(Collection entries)
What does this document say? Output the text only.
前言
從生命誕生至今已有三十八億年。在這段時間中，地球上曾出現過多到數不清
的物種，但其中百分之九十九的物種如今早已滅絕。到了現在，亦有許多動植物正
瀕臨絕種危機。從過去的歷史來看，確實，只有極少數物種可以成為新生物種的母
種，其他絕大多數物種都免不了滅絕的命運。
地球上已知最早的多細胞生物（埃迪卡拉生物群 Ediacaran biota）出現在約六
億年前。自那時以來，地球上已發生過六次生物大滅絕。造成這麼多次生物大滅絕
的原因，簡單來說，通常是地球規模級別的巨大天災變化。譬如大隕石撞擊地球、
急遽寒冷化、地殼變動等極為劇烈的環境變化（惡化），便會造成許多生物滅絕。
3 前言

> Instructions for the task: Show the data once more, exactly as it was written.

> Result:
What does this document say? Output the text only.
前言
從生命誕生至今已有三十八億年。在這段時間中，地球上曾出現過多到數不清
的物種，但其中百分之九十九的物種如今早已滅絕。到了現在，亦有許多動植物正
瀕臨絕種危機。從過去的歷史來看，確實，只有極少數物種可以成為新生物種的母
種，其他絕大多數物種都免不了滅絕的命運。
地球上已知最早的多細胞生物（埃迪卡拉生物群 Ediacaran biota）出現在約六
億年前。自那時以來，地球上已發生過六次生物大滅絕。造成這麼多次生物大滅絕
的原因，簡單來說，通常是地球規模級別的巨大天災變化。譬如大隕石撞擊地球、
急遽寒冷化、地殼變動等極為劇烈的環境變化（惡化），便會造成許多生物滅絕。
3 前言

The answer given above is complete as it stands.